Instruction: The records below must be duplicated exactly, character for character.

Material for this task:
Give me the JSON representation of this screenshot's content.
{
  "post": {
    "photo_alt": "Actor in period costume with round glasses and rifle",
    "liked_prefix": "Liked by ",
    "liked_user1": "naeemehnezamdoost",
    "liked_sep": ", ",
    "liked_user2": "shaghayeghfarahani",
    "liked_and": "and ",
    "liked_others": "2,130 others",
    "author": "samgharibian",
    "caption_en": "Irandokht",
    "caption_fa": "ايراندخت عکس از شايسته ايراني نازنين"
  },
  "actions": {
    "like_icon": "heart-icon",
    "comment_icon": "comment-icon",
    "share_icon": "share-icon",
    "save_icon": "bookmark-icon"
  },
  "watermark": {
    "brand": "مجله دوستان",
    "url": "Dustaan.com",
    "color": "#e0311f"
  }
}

Output for this exercise:
Give me the JSON representation of this screenshot's content.
{
  "post": {
    "photo_alt": "Actor in period costume with round glasses and rifle",
    "liked_prefix": "Liked by ",
    "liked_user1": "naeemehnezamdoost",
    "liked_sep": ", ",
    "liked_user2": "shaghayeghfarahani",
    "liked_and": "and ",
    "liked_others": "2,130 others",
    "author": "samgharibian",
    "caption_en": "Irandokht",
    "caption_fa": "ايراندخت عکس از شايسته ايراني نازنين"
  },
  "actions": {
    "like_icon": "heart-icon",
    "comment_icon": "comment-icon",
    "share_icon": "share-icon",
    "save_icon": "bookmark-icon"
  },
  "watermark": {
    "brand": "مجله دوستان",
    "url": "Dustaan.com",
    "color": "#e0311f"
  }
}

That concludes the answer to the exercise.